* _Bounding box entries_
^^^^^^^^
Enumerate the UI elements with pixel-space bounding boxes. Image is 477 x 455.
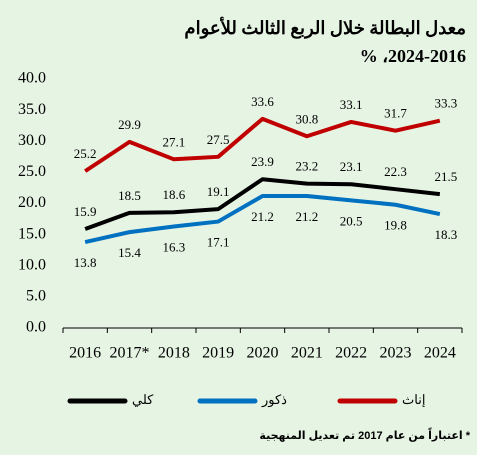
data-label: 16.3 [162, 240, 185, 255]
data-label: 13.8 [74, 255, 97, 270]
x-tick-label: 2020 [247, 345, 279, 362]
x-tick-label: 2016 [69, 345, 101, 362]
data-label: 27.5 [207, 132, 230, 147]
data-label: 19.1 [207, 184, 230, 199]
line-series [84, 194, 441, 245]
data-label: 33.1 [340, 97, 363, 112]
x-tick-label: 2019 [202, 345, 234, 362]
data-label: 15.4 [118, 245, 141, 260]
data-label: 31.7 [384, 106, 407, 121]
data-label: 33.6 [251, 94, 274, 109]
y-tick-label: 40.0 [18, 70, 46, 87]
data-label: 21.5 [434, 169, 457, 184]
data-label: 21.2 [295, 209, 318, 224]
data-label: 20.5 [340, 213, 363, 228]
y-tick-label: 0.0 [26, 319, 46, 336]
y-tick-label: 20.0 [18, 194, 46, 211]
y-tick-label: 35.0 [18, 101, 46, 118]
data-label: 18.3 [434, 227, 457, 242]
line-series [84, 177, 441, 231]
legend-label: إناث [402, 392, 425, 408]
y-tick-label: 15.0 [18, 225, 46, 242]
line-series [84, 116, 441, 173]
x-tick-label: 2023 [380, 345, 412, 362]
data-label: 29.9 [118, 117, 141, 132]
data-label: 23.9 [251, 154, 274, 169]
legend-label: كلي [132, 392, 154, 407]
y-tick-label: 25.0 [18, 163, 46, 180]
legend-label: ذكور [261, 392, 287, 408]
data-label: 17.1 [207, 235, 230, 250]
y-tick-label: 5.0 [26, 288, 46, 305]
x-tick-label: 2018 [158, 345, 190, 362]
y-tick-label: 30.0 [18, 132, 46, 149]
data-label: 18.5 [118, 188, 141, 203]
data-label: 33.3 [434, 96, 457, 111]
data-label: 30.8 [295, 111, 318, 126]
data-label: 19.8 [384, 218, 407, 233]
data-label: 21.2 [251, 209, 274, 224]
data-label: 15.9 [74, 204, 97, 219]
data-label: 23.2 [295, 159, 318, 174]
x-tick-label: 2017* [110, 345, 150, 362]
data-label: 18.6 [162, 187, 185, 202]
x-tick-label: 2021 [291, 345, 323, 362]
data-label: 25.2 [74, 146, 97, 161]
footnote: * اعتباراً من عام 2017 تم تعديل المنهجية [259, 426, 470, 441]
chart-subtitle: 2024-2016، % [360, 46, 466, 66]
chart-title: معدل البطالة خلال الربع الثالث للأعوام [184, 16, 466, 39]
y-tick-label: 10.0 [18, 256, 46, 273]
data-label: 22.3 [384, 164, 407, 179]
data-label: 23.1 [340, 159, 363, 174]
x-tick-label: 2024 [424, 345, 456, 362]
data-label: 27.1 [162, 134, 185, 149]
x-tick-label: 2022 [335, 345, 367, 362]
^^^^^^^^
* _Request_
Reproduce all of the rows above line for line, without any changes. Leave the pictures out of your answer.

* _Task answer_
Enumerate the UI elements with pixel-space bounding boxes. Image is 477 x 455.
data-label: 16.3 [162, 240, 185, 255]
data-label: 13.8 [74, 255, 97, 270]
x-tick-label: 2020 [247, 345, 279, 362]
x-tick-label: 2016 [69, 345, 101, 362]
data-label: 27.5 [207, 132, 230, 147]
data-label: 19.1 [207, 184, 230, 199]
line-series [84, 194, 441, 245]
data-label: 33.1 [340, 97, 363, 112]
x-tick-label: 2019 [202, 345, 234, 362]
data-label: 15.4 [118, 245, 141, 260]
data-label: 31.7 [384, 106, 407, 121]
data-label: 33.6 [251, 94, 274, 109]
y-tick-label: 40.0 [18, 70, 46, 87]
data-label: 21.5 [434, 169, 457, 184]
data-label: 21.2 [295, 209, 318, 224]
data-label: 20.5 [340, 213, 363, 228]
y-tick-label: 0.0 [26, 319, 46, 336]
y-tick-label: 20.0 [18, 194, 46, 211]
y-tick-label: 35.0 [18, 101, 46, 118]
data-label: 18.3 [434, 227, 457, 242]
line-series [84, 177, 441, 231]
legend-label: إناث [402, 392, 425, 408]
y-tick-label: 15.0 [18, 225, 46, 242]
line-series [84, 116, 441, 173]
x-tick-label: 2023 [380, 345, 412, 362]
data-label: 29.9 [118, 117, 141, 132]
data-label: 23.9 [251, 154, 274, 169]
legend-label: كلي [132, 392, 154, 407]
y-tick-label: 25.0 [18, 163, 46, 180]
legend-label: ذكور [261, 392, 287, 408]
data-label: 17.1 [207, 235, 230, 250]
y-tick-label: 5.0 [26, 288, 46, 305]
x-tick-label: 2018 [158, 345, 190, 362]
y-tick-label: 30.0 [18, 132, 46, 149]
data-label: 18.5 [118, 188, 141, 203]
data-label: 33.3 [434, 96, 457, 111]
data-label: 30.8 [295, 111, 318, 126]
data-label: 19.8 [384, 218, 407, 233]
data-label: 21.2 [251, 209, 274, 224]
data-label: 15.9 [74, 204, 97, 219]
data-label: 23.2 [295, 159, 318, 174]
x-tick-label: 2017* [110, 345, 150, 362]
data-label: 18.6 [162, 187, 185, 202]
x-tick-label: 2021 [291, 345, 323, 362]
data-label: 25.2 [74, 146, 97, 161]
footnote: * اعتباراً من عام 2017 تم تعديل المنهجية [259, 426, 470, 441]
chart-subtitle: 2024-2016، % [360, 46, 466, 66]
chart-title: معدل البطالة خلال الربع الثالث للأعوام [184, 16, 466, 39]
y-tick-label: 10.0 [18, 256, 46, 273]
data-label: 22.3 [384, 164, 407, 179]
data-label: 23.1 [340, 159, 363, 174]
x-tick-label: 2024 [424, 345, 456, 362]
data-label: 27.1 [162, 134, 185, 149]
x-tick-label: 2022 [335, 345, 367, 362]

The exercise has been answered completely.